── Supplied records

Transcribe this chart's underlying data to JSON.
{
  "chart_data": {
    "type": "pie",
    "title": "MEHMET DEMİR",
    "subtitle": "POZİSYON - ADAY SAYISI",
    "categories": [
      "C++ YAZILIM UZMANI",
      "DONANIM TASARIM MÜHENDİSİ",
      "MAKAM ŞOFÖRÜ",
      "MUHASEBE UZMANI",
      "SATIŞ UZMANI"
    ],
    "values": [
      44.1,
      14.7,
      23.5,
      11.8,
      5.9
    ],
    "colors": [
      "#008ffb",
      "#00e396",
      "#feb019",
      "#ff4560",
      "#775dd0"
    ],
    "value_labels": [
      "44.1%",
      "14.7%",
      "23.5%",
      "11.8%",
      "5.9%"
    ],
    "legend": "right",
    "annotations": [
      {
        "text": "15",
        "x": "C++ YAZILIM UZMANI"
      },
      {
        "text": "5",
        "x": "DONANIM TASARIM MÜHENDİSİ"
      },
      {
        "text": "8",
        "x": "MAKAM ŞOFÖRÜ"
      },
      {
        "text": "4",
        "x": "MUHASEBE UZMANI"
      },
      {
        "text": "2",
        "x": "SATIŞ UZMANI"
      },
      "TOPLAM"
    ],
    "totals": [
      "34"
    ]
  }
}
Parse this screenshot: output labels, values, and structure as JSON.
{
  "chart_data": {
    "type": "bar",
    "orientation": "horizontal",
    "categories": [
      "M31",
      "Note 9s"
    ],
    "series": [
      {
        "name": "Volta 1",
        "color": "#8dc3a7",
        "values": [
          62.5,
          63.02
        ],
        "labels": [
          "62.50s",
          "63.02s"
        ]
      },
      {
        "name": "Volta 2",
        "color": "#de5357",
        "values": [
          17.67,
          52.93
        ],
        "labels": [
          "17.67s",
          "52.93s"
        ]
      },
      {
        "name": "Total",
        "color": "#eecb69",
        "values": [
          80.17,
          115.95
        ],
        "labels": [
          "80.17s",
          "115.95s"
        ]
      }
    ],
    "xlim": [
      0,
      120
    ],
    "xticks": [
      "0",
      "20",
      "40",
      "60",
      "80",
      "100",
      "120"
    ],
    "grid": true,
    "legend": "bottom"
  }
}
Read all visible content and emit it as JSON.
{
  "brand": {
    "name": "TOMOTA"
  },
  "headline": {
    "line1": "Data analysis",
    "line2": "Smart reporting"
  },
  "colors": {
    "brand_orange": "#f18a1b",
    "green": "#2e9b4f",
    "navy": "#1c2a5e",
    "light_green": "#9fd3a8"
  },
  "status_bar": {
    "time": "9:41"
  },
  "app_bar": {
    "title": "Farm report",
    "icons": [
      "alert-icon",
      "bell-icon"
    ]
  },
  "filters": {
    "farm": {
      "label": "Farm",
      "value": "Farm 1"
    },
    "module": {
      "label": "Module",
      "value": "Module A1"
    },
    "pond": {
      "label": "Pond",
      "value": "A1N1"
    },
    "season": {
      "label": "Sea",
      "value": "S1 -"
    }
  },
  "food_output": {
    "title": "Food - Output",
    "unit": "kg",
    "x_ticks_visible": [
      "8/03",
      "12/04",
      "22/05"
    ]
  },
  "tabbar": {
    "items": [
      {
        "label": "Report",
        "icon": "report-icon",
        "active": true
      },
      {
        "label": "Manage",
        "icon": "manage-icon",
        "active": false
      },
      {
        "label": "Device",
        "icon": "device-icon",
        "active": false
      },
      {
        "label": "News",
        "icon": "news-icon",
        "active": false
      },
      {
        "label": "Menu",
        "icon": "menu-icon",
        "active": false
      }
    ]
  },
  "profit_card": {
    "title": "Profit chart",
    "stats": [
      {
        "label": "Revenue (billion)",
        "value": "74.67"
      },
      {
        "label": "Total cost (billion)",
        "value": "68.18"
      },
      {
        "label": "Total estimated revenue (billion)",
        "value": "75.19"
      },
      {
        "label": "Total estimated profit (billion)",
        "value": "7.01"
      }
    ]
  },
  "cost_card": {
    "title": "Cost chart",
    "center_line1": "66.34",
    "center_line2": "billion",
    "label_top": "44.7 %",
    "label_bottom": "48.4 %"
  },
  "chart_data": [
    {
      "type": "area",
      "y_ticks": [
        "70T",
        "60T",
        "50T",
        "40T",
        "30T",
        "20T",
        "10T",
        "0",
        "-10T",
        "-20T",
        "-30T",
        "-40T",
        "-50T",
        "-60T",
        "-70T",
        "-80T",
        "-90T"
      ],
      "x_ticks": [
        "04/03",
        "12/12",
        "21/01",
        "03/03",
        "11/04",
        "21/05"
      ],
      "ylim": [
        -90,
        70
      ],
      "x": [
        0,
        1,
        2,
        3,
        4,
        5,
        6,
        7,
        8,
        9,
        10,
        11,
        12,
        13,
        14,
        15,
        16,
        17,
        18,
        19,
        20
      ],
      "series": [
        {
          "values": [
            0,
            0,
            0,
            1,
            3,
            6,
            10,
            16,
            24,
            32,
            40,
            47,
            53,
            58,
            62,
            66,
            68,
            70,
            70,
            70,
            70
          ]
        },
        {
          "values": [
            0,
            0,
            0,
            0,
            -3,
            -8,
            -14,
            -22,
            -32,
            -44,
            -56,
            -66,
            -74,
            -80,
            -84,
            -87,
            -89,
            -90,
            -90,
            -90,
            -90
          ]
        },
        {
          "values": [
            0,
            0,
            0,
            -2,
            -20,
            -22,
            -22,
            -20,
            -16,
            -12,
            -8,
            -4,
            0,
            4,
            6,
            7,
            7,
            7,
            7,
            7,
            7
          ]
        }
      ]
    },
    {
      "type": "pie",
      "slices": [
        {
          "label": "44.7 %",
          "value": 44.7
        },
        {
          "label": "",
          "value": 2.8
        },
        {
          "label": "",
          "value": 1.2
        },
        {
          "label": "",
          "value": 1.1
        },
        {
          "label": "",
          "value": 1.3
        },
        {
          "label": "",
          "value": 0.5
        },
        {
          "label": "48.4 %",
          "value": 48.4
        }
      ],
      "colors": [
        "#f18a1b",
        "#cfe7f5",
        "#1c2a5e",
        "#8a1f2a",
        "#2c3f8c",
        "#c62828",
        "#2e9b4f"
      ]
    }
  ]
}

────

*Work to complete*:
Copy out every line of the listing that contains the string "estimated".

*Exercise response*:
        "label": "Total estimated revenue (billion)",
        "label": "Total estimated profit (billion)",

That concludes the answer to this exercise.